How many lines in the entries below include the string "High"? Answer with the number only.

>> START RECORDS SHOWN

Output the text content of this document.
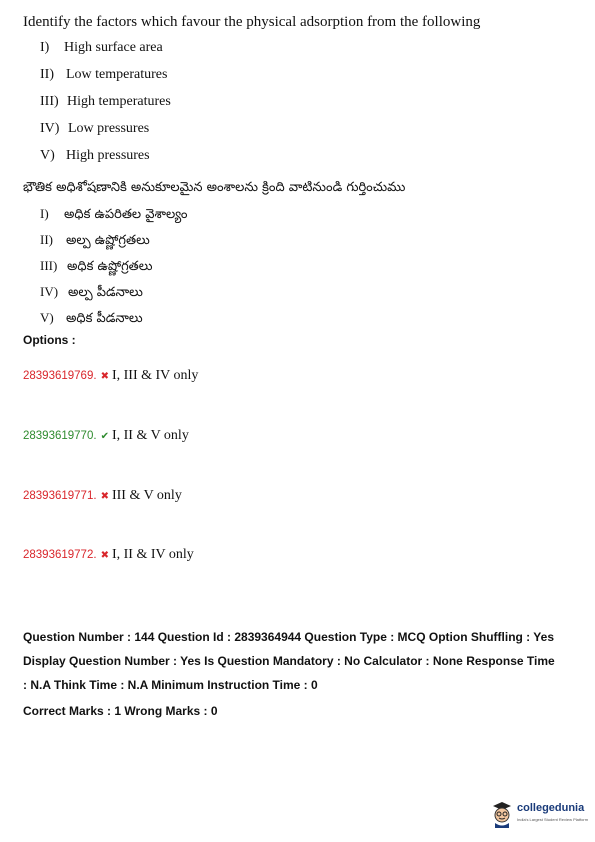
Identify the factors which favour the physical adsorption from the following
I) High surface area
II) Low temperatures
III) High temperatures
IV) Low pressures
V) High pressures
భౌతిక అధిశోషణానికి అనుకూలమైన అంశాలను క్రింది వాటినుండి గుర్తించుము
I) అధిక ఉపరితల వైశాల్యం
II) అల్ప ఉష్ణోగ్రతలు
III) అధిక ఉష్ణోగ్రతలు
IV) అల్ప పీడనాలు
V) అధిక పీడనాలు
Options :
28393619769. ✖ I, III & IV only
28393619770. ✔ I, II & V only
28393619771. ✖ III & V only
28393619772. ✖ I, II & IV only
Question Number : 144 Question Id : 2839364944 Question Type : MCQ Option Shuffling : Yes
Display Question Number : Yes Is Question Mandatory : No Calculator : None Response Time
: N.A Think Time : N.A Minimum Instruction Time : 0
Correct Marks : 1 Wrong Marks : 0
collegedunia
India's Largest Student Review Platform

>> END RECORDS SHOWN
>> START RECORDS SHOWN

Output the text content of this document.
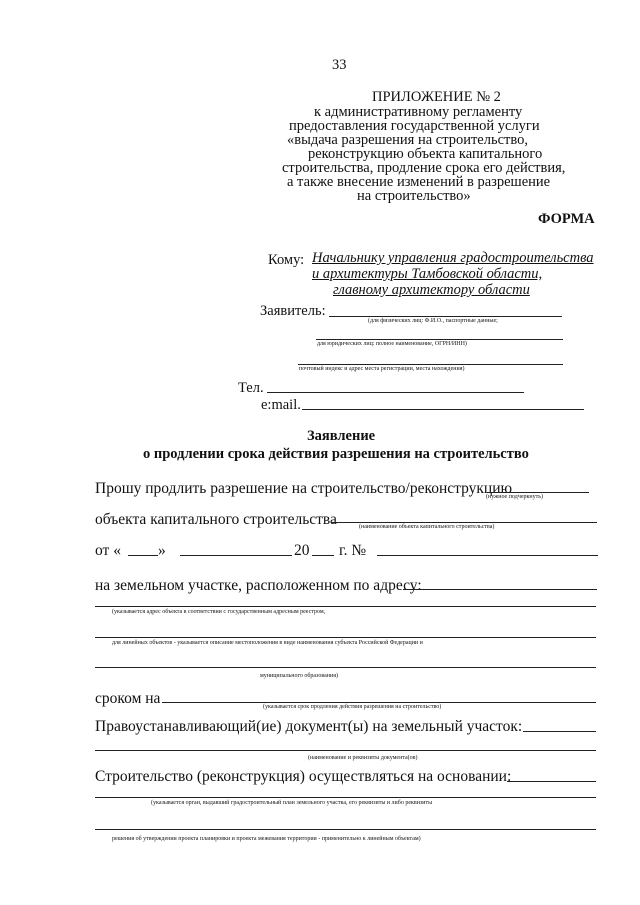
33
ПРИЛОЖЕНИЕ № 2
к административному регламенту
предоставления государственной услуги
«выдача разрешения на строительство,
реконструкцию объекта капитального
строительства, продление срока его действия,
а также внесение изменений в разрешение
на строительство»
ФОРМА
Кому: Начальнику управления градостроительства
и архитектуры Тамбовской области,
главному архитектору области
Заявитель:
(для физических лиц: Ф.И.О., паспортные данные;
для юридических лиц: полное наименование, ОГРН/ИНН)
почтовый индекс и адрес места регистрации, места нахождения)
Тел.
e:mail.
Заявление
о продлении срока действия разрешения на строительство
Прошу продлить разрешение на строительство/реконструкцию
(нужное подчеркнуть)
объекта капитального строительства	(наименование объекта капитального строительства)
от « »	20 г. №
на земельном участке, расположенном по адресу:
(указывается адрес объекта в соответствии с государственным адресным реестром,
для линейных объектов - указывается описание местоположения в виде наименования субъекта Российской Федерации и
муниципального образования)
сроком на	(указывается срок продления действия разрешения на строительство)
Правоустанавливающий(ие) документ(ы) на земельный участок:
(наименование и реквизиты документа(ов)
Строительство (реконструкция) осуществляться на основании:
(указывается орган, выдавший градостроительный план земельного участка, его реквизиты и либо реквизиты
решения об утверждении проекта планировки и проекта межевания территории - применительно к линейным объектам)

>> END RECORDS SHOWN
>> START RECORDS SHOWN

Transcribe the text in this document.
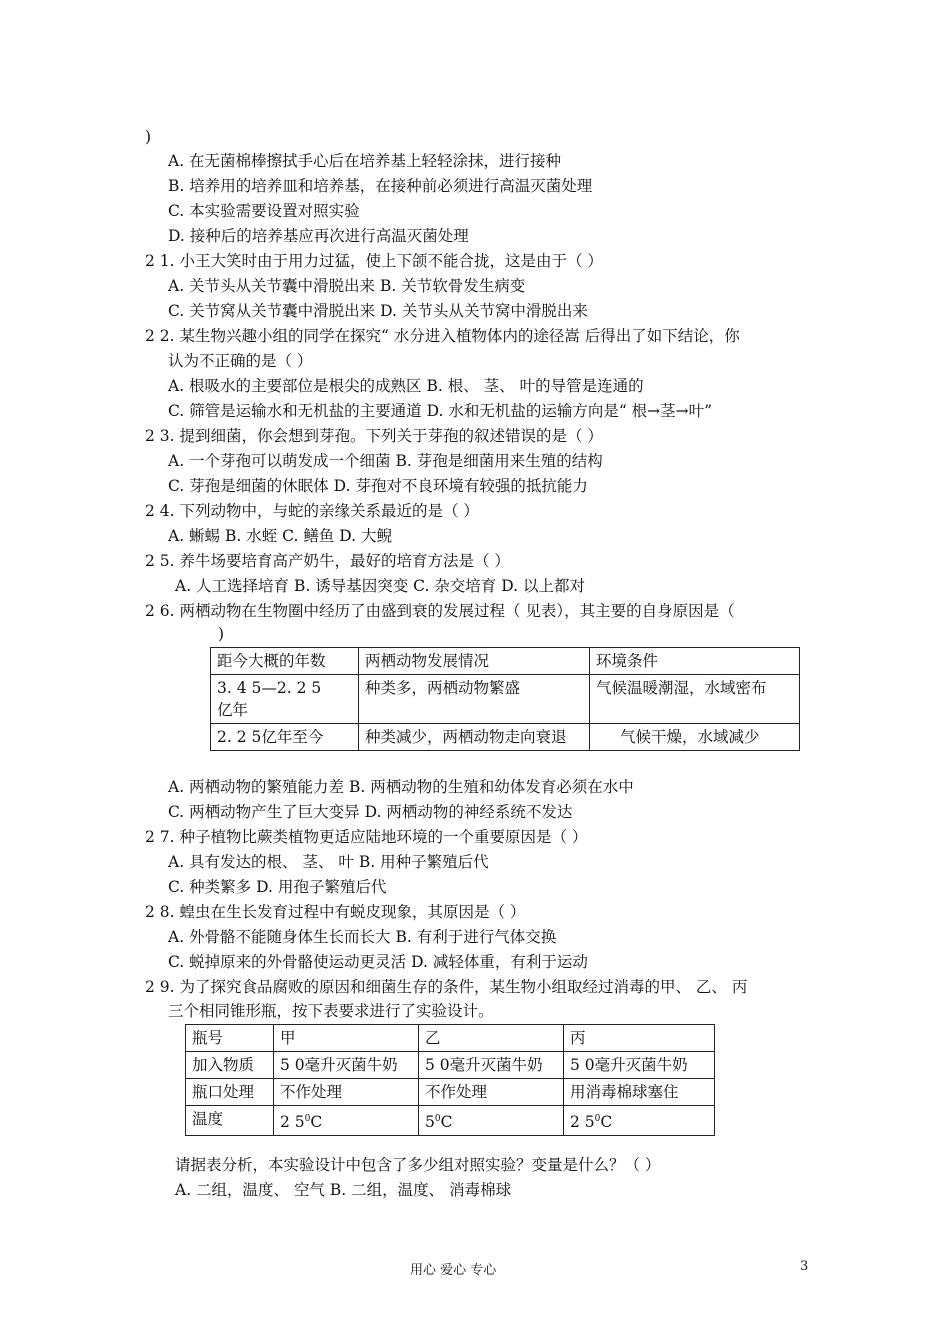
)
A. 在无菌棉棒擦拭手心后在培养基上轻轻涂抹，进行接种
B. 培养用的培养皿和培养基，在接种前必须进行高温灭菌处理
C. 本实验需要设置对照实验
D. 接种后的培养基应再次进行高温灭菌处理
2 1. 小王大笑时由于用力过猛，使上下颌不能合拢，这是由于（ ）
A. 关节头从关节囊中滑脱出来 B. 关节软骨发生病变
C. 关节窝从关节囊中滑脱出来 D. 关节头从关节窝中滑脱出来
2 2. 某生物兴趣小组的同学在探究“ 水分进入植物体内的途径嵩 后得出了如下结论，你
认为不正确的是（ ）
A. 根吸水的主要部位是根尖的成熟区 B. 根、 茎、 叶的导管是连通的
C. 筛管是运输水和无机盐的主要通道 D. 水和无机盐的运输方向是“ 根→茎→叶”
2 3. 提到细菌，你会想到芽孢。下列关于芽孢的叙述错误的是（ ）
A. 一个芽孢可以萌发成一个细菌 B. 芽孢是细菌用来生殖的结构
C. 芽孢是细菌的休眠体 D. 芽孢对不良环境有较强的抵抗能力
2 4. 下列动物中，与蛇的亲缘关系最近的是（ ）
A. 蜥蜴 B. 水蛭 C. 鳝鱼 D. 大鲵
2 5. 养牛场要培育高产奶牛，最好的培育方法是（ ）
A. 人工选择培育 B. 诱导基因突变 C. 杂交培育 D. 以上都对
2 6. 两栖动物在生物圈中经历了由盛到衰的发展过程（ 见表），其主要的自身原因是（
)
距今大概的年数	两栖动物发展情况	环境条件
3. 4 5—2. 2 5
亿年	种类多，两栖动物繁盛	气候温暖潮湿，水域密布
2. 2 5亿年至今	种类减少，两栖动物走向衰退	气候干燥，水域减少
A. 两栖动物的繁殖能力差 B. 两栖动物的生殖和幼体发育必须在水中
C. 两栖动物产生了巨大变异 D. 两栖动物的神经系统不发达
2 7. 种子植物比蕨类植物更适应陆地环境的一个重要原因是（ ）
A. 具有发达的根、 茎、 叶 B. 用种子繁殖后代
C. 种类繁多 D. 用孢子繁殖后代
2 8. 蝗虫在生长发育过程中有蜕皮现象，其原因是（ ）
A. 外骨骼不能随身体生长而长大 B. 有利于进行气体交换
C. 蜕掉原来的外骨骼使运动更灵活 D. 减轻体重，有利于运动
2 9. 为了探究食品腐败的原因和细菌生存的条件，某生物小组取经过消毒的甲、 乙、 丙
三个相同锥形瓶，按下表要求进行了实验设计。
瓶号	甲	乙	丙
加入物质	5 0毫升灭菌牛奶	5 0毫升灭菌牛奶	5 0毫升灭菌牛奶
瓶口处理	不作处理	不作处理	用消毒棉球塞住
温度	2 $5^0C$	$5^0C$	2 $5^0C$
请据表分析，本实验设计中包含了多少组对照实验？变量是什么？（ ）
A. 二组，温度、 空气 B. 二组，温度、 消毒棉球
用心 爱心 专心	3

>> END RECORDS SHOWN

■ REPLY TO THE EXERCISE
3